**Stored records:**
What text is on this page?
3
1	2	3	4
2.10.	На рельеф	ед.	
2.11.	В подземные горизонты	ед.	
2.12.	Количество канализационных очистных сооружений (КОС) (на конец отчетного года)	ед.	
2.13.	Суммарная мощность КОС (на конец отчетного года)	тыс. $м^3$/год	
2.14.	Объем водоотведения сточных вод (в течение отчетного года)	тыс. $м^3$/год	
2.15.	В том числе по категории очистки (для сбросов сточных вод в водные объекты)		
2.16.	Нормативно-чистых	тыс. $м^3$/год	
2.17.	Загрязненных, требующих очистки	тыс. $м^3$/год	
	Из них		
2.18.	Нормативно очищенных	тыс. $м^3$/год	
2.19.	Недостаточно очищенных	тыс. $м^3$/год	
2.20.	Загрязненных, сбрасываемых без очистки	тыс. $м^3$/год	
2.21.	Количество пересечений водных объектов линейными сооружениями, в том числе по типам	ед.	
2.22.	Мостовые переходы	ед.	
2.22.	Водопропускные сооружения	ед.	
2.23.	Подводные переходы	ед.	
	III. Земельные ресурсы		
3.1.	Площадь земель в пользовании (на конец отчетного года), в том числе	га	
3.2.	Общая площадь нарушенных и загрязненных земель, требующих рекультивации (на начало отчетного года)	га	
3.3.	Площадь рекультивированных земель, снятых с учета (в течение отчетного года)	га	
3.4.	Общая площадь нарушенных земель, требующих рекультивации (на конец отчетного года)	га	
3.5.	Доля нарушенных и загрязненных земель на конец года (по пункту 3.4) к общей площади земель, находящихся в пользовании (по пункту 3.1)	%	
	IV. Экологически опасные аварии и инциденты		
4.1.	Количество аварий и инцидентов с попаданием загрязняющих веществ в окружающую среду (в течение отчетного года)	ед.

**Required task:**
Write out every entry verbatim.

**Exercise response:**
What text is on this page?
3
1	2	3	4
2.10.	На рельеф	ед.	
2.11.	В подземные горизонты	ед.	
2.12.	Количество канализационных очистных сооружений (КОС) (на конец отчетного года)	ед.	
2.13.	Суммарная мощность КОС (на конец отчетного года)	тыс. $м^3$/год	
2.14.	Объем водоотведения сточных вод (в течение отчетного года)	тыс. $м^3$/год	
2.15.	В том числе по категории очистки (для сбросов сточных вод в водные объекты)		
2.16.	Нормативно-чистых	тыс. $м^3$/год	
2.17.	Загрязненных, требующих очистки	тыс. $м^3$/год	
	Из них		
2.18.	Нормативно очищенных	тыс. $м^3$/год	
2.19.	Недостаточно очищенных	тыс. $м^3$/год	
2.20.	Загрязненных, сбрасываемых без очистки	тыс. $м^3$/год	
2.21.	Количество пересечений водных объектов линейными сооружениями, в том числе по типам	ед.	
2.22.	Мостовые переходы	ед.	
2.22.	Водопропускные сооружения	ед.	
2.23.	Подводные переходы	ед.	
	III. Земельные ресурсы		
3.1.	Площадь земель в пользовании (на конец отчетного года), в том числе	га	
3.2.	Общая площадь нарушенных и загрязненных земель, требующих рекультивации (на начало отчетного года)	га	
3.3.	Площадь рекультивированных земель, снятых с учета (в течение отчетного года)	га	
3.4.	Общая площадь нарушенных земель, требующих рекультивации (на конец отчетного года)	га	
3.5.	Доля нарушенных и загрязненных земель на конец года (по пункту 3.4) к общей площади земель, находящихся в пользовании (по пункту 3.1)	%	
	IV. Экологически опасные аварии и инциденты		
4.1.	Количество аварий и инцидентов с попаданием загрязняющих веществ в окружающую среду (в течение отчетного года)	ед.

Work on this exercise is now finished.